Texte extrait =>
C’est un record, enregistré cette année, dont on aurait aimé se passer. En 2013, en effet, 925 agressions ont été enregistrées par l’Observatoire pour la sécurité des médecins (ONSM), dont les deniers chiffres ont été présentés mardi. Après deux années consécutives de relative accalmie - on en relevait 798 en 2012 et 822 en 2011 - la violence à l’encontre des professionnels de santé est repartie à la hausse. Bernard Le Douarin, qui coordonne l’ONSM, parle d’une « montée de l’incivilité » et d’une « perte des repères citoyens ».
Parmi les professionnels de santé, ce sont toujours les généralistes qui restent les plus touchés par le phénomène avec 531 déclarations recensées par l’Ordre des médecins, soit 58 % de la totalité, alors qu’ils ne représentent que 46 % du corps médical. Tandis que parmi les spécialistes, les plus touchés par la violence sont, comme par le passé, les ophtalmologues, les psychiatres et les dermatologues.
Trois agressions sur quatre en ville
La médecine de ville semble de plus en plus victime de la violence : 692 déclarations (contre 619 en 2012) ont été enregistrées dans ce cadre qui représente désormais trois agressions sur quatre. La proportion d’agressions à caractère verbal dont, notamment, les injures et les menaces, est en hausse de trois points à 69 %. En revanche, les incidents potentiellement plus graves, comme les agressions physiques (mais aussi les vols ou les tentatives de vol et les actes de vandalisme) sont en légère baisse respectivement à 11 %, 21 % et 11 %.
Quelles sont les causes à l’origine de ces agressions? Si dans un acte de violence sur quatre il s’agit, selon le Dr Le Douarin, d’actes de pure incivilité, dans les trois quarts des cas l’agression est en rapport avec l’acte médical. «Il y a trois principales raisons expliquant ces agressions: le retard (du patient ou du médecin), le refus (d’un arrêt de travail, d’un certificat médical, d’une ordonnance) et le reproche (concernant la prise en charge)» explique le généraliste qui est également président du CDOM du Val-de-Marne. D’ailleurs, le reproche d’une mauvaise prise en charge arrive en tête des raisons d’agressions avec 304 cas en tout. Une proportion en significative augmentation : alors qu’en 2012, elle était à l’origine d’un quart des agressions, en 2013 elle représente une agression sur trois. Parmi les autres motifs sont souvent cités le vol (17 % des déclarations), le refus de prescription d’un médicament ou d’un AT (16 %) et un temps passé dans la salle d’attente jugé excessif (11 %).

Documents sources =>
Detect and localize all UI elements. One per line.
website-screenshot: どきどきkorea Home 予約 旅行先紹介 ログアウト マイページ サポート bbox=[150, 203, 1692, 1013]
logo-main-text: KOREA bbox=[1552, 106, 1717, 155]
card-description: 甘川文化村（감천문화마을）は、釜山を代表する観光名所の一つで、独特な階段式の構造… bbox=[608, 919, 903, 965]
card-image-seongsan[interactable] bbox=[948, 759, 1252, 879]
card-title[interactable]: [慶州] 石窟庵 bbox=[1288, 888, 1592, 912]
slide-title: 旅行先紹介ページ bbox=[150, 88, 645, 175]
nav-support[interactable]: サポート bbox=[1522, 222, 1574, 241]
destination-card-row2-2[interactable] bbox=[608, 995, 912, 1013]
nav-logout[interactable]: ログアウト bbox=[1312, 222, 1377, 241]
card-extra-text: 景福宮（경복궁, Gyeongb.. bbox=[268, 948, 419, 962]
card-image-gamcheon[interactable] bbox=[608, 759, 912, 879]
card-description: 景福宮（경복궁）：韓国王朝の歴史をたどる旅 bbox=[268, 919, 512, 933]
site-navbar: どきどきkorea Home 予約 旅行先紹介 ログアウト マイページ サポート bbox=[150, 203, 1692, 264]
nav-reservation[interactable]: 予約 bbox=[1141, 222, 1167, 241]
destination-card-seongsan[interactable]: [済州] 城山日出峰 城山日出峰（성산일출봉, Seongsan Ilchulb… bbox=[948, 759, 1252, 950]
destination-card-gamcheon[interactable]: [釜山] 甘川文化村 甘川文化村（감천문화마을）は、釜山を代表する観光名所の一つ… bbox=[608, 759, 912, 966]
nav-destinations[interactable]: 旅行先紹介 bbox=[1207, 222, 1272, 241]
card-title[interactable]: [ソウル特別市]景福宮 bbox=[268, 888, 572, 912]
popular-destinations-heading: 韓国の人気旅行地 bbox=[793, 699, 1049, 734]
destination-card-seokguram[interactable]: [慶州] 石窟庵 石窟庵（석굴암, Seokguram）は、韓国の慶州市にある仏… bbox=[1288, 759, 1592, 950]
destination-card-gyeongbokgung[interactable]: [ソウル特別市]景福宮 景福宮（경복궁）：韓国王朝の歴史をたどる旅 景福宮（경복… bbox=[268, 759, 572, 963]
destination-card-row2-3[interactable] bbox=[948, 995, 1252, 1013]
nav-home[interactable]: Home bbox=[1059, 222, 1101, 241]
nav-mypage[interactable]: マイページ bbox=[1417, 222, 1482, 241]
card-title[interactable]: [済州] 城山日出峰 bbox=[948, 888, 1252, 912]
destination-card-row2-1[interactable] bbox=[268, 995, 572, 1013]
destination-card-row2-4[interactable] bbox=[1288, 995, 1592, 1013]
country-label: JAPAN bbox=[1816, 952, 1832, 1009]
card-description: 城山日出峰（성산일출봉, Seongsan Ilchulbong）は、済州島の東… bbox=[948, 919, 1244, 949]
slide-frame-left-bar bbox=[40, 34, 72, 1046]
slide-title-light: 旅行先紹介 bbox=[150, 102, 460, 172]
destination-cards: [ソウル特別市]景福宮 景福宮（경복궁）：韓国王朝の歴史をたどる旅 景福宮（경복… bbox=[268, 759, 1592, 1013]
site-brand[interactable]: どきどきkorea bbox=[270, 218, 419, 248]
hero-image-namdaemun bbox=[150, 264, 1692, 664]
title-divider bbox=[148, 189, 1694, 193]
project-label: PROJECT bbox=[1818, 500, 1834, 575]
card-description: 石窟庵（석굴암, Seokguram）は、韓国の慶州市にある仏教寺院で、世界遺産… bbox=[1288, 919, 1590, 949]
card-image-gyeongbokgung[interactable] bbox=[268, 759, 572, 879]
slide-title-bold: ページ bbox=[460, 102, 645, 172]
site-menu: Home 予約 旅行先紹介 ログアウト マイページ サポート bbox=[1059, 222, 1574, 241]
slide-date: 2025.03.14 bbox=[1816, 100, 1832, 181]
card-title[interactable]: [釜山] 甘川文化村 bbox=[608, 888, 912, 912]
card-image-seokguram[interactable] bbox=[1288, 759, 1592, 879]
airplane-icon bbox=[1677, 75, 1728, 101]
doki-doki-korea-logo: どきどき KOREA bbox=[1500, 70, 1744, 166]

Votre objectif =>
Relevez, dans le texte sur les agressions de médecins, chaque motif d'agression accompagné d'un chiffre, avec ce chiffre.

Problème résolu =>
- Reproche d'une mauvaise prise en charge : 304 cas
- Vol : 17 % des déclarations
- Refus de prescription d'un médicament ou d'un AT : 16 %
- Temps passé dans la salle d'attente jugé excessif : 11 %